▶ Stored records
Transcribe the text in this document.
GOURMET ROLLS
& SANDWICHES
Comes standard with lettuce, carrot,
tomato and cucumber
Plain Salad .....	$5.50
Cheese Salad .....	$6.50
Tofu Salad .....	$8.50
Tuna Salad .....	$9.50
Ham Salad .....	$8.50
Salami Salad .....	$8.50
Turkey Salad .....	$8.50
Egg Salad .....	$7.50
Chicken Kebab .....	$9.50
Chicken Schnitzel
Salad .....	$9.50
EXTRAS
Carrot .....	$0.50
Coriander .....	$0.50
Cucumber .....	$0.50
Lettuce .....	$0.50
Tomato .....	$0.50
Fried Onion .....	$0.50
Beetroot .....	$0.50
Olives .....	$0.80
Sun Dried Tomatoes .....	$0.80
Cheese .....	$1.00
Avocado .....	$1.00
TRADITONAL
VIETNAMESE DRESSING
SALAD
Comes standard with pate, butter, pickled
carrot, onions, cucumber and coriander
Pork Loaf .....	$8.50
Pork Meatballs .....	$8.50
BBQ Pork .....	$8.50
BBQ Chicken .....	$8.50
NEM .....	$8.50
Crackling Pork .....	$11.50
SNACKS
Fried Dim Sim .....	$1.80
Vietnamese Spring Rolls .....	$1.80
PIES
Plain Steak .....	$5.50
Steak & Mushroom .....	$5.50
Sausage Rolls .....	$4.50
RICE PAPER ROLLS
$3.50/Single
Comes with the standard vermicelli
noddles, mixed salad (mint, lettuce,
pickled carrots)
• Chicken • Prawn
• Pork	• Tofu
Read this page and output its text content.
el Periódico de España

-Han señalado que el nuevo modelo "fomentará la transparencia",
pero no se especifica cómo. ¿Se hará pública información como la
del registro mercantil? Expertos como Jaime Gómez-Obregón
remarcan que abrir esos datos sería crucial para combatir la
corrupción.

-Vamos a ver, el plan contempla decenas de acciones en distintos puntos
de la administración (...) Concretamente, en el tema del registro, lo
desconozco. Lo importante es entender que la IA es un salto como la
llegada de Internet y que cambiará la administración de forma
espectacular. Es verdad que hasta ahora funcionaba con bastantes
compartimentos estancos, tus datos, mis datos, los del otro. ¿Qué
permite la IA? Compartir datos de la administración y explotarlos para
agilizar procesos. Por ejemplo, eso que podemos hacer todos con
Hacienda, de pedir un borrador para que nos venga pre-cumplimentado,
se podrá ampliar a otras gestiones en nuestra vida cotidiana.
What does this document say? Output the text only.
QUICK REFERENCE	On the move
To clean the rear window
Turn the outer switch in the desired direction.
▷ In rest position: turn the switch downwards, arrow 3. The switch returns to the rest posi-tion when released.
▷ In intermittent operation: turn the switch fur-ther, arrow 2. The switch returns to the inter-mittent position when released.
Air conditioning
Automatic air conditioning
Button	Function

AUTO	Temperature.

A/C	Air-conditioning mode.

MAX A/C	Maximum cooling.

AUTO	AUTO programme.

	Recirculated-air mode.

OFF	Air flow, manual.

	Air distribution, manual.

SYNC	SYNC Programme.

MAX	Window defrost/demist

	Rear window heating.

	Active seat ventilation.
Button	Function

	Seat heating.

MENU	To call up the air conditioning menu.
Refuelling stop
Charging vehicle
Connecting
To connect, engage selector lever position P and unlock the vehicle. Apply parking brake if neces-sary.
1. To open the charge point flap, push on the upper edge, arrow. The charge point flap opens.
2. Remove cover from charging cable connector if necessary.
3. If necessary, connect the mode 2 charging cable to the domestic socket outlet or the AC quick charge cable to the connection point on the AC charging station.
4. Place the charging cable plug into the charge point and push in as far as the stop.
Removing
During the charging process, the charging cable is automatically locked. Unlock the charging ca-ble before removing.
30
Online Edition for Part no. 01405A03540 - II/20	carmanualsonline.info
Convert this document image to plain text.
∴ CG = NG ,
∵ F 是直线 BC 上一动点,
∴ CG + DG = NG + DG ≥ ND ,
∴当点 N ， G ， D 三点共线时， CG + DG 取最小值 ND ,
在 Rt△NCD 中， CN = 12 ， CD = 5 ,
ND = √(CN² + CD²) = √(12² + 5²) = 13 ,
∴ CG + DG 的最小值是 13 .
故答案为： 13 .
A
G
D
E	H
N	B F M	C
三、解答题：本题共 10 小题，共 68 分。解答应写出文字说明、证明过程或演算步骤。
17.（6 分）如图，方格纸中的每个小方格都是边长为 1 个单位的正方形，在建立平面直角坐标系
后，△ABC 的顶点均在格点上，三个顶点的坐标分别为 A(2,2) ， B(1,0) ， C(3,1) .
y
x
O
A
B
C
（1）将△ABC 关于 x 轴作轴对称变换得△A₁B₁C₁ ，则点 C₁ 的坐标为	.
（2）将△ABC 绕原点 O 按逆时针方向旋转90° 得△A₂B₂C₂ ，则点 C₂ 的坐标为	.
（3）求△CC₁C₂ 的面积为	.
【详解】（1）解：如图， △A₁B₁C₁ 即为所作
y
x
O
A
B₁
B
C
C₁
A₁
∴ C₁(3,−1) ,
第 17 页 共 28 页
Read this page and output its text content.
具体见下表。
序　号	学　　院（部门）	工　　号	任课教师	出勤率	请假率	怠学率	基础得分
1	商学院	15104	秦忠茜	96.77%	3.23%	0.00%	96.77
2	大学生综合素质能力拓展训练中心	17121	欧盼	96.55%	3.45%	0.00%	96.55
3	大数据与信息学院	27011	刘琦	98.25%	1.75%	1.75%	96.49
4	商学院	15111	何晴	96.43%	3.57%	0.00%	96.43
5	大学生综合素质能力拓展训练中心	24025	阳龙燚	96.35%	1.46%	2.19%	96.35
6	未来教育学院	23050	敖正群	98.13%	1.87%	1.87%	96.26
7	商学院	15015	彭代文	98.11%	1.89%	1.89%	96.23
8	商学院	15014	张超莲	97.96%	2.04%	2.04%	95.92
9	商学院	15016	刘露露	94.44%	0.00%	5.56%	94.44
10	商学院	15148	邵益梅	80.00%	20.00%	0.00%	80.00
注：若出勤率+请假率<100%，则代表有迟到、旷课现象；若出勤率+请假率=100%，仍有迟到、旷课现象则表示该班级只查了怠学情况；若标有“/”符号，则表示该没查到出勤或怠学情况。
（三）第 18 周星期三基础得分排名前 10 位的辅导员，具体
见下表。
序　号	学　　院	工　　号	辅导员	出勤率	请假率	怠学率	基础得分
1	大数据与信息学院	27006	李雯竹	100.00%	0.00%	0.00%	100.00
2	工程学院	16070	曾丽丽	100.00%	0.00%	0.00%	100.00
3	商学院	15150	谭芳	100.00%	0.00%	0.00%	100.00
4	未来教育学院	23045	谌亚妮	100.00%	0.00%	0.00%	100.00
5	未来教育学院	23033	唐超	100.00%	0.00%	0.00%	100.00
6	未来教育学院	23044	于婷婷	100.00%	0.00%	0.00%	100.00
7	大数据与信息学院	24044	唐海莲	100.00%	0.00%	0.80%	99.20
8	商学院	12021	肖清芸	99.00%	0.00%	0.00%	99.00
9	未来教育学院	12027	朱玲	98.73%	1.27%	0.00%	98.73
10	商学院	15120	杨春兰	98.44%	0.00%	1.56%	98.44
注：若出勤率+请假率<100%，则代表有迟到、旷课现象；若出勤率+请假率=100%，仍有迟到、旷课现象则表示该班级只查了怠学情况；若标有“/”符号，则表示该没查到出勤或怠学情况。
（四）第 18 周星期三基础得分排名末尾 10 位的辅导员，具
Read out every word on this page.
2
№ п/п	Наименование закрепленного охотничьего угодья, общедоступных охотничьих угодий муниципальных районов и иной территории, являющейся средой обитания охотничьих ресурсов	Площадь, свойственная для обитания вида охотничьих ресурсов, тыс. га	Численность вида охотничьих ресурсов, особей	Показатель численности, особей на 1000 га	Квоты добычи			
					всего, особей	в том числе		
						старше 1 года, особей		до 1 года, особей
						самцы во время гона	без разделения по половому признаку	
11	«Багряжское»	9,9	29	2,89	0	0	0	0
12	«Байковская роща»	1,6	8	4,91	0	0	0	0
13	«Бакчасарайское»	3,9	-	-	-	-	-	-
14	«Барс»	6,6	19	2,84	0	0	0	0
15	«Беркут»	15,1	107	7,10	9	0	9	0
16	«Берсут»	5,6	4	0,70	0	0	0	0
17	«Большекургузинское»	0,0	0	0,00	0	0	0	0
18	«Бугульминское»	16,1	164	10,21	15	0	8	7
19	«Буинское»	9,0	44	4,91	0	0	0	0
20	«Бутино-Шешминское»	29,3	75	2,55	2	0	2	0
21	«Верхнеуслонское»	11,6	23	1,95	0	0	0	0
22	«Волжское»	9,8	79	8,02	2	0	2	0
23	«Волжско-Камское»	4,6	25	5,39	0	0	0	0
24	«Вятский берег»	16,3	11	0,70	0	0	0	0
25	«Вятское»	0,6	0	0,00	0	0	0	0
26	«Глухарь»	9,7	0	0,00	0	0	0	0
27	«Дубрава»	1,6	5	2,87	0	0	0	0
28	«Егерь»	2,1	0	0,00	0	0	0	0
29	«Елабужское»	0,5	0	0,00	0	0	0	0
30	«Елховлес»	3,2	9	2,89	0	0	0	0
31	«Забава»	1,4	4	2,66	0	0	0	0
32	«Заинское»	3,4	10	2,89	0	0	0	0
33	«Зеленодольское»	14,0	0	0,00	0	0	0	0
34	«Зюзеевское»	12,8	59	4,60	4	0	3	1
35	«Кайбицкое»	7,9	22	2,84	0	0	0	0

▶ What this task involves
Each line holding the word "大学生综合素质能力拓展训练中心" counts once; report the total and nothing else.

▶ In response
2